* _The exercise_
Quote every line below exactly as it reads.

___

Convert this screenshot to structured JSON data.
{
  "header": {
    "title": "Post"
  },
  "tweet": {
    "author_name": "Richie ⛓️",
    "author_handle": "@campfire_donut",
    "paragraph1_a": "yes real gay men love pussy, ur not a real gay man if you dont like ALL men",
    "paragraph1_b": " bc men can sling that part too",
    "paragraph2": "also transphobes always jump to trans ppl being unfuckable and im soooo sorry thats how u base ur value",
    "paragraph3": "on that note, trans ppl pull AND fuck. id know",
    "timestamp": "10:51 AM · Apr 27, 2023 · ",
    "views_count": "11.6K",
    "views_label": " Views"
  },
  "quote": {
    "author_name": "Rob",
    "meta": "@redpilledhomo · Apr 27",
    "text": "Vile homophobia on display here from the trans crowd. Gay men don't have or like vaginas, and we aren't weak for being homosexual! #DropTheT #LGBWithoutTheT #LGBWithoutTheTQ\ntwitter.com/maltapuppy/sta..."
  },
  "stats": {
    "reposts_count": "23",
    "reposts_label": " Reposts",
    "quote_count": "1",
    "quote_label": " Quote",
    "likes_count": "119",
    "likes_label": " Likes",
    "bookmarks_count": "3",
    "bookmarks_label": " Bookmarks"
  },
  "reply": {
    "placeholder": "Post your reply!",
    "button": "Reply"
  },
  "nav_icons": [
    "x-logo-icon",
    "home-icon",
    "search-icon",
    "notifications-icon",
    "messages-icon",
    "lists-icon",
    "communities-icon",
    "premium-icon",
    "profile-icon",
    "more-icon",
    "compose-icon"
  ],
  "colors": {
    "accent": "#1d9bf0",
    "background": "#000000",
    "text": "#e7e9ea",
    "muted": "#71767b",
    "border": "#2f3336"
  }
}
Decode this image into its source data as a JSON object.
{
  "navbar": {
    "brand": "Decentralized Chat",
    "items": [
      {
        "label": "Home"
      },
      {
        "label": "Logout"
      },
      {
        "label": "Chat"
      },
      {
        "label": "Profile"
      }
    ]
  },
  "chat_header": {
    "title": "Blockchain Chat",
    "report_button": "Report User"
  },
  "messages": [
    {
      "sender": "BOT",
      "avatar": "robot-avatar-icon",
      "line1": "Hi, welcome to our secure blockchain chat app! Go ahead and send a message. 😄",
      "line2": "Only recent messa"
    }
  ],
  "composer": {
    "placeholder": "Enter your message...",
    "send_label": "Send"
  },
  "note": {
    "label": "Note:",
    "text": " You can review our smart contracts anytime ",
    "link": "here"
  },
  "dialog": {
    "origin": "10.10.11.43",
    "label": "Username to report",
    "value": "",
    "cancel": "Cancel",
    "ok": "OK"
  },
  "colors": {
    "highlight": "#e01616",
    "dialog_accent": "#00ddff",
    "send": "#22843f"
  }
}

___

* _Complete output_
Convert this screenshot to structured JSON data.
{
  "header": {
    "title": "Post"
  },
  "tweet": {
    "author_name": "Richie ⛓️",
    "author_handle": "@campfire_donut",
    "paragraph1_a": "yes real gay men love pussy, ur not a real gay man if you dont like ALL men",
    "paragraph1_b": " bc men can sling that part too",
    "paragraph2": "also transphobes always jump to trans ppl being unfuckable and im soooo sorry thats how u base ur value",
    "paragraph3": "on that note, trans ppl pull AND fuck. id know",
    "timestamp": "10:51 AM · Apr 27, 2023 · ",
    "views_count": "11.6K",
    "views_label": " Views"
  },
  "quote": {
    "author_name": "Rob",
    "meta": "@redpilledhomo · Apr 27",
    "text": "Vile homophobia on display here from the trans crowd. Gay men don't have or like vaginas, and we aren't weak for being homosexual! #DropTheT #LGBWithoutTheT #LGBWithoutTheTQ\ntwitter.com/maltapuppy/sta..."
  },
  "stats": {
    "reposts_count": "23",
    "reposts_label": " Reposts",
    "quote_count": "1",
    "quote_label": " Quote",
    "likes_count": "119",
    "likes_label": " Likes",
    "bookmarks_count": "3",
    "bookmarks_label": " Bookmarks"
  },
  "reply": {
    "placeholder": "Post your reply!",
    "button": "Reply"
  },
  "nav_icons": [
    "x-logo-icon",
    "home-icon",
    "search-icon",
    "notifications-icon",
    "messages-icon",
    "lists-icon",
    "communities-icon",
    "premium-icon",
    "profile-icon",
    "more-icon",
    "compose-icon"
  ],
  "colors": {
    "accent": "#1d9bf0",
    "background": "#000000",
    "text": "#e7e9ea",
    "muted": "#71767b",
    "border": "#2f3336"
  }
}
Decode this image into its source data as a JSON object.
{
  "navbar": {
    "brand": "Decentralized Chat",
    "items": [
      {
        "label": "Home"
      },
      {
        "label": "Logout"
      },
      {
        "label": "Chat"
      },
      {
        "label": "Profile"
      }
    ]
  },
  "chat_header": {
    "title": "Blockchain Chat",
    "report_button": "Report User"
  },
  "messages": [
    {
      "sender": "BOT",
      "avatar": "robot-avatar-icon",
      "line1": "Hi, welcome to our secure blockchain chat app! Go ahead and send a message. 😄",
      "line2": "Only recent messa"
    }
  ],
  "composer": {
    "placeholder": "Enter your message...",
    "send_label": "Send"
  },
  "note": {
    "label": "Note:",
    "text": " You can review our smart contracts anytime ",
    "link": "here"
  },
  "dialog": {
    "origin": "10.10.11.43",
    "label": "Username to report",
    "value": "",
    "cancel": "Cancel",
    "ok": "OK"
  },
  "colors": {
    "highlight": "#e01616",
    "dialog_accent": "#00ddff",
    "send": "#22843f"
  }
}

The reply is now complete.